• _Provided material_:

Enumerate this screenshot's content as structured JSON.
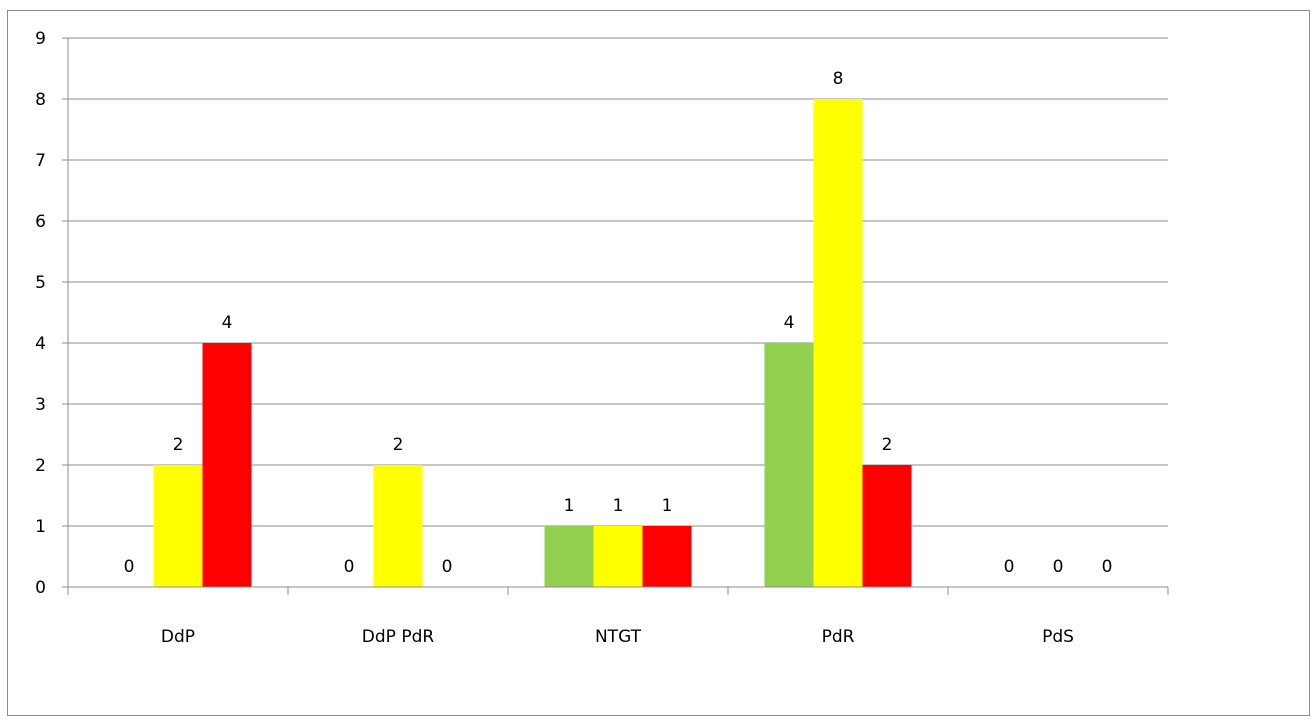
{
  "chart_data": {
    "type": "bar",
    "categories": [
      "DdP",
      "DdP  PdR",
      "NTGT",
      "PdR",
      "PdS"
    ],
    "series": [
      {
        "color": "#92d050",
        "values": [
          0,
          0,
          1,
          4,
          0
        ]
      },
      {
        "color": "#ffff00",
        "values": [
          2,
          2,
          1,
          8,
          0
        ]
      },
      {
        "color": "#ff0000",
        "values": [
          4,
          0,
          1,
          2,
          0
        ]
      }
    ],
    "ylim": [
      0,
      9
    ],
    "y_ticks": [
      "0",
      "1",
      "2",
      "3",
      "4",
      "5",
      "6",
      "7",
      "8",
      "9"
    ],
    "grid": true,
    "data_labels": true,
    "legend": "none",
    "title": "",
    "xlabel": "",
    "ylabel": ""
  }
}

• _Exercise details_: Do not copy the pictures, but repeat every line exactly.

• _Task solution_:
Enumerate this screenshot's content as structured JSON.
{
  "chart_data": {
    "type": "bar",
    "categories": [
      "DdP",
      "DdP  PdR",
      "NTGT",
      "PdR",
      "PdS"
    ],
    "series": [
      {
        "color": "#92d050",
        "values": [
          0,
          0,
          1,
          4,
          0
        ]
      },
      {
        "color": "#ffff00",
        "values": [
          2,
          2,
          1,
          8,
          0
        ]
      },
      {
        "color": "#ff0000",
        "values": [
          4,
          0,
          1,
          2,
          0
        ]
      }
    ],
    "ylim": [
      0,
      9
    ],
    "y_ticks": [
      "0",
      "1",
      "2",
      "3",
      "4",
      "5",
      "6",
      "7",
      "8",
      "9"
    ],
    "grid": true,
    "data_labels": true,
    "legend": "none",
    "title": "",
    "xlabel": "",
    "ylabel": ""
  }
}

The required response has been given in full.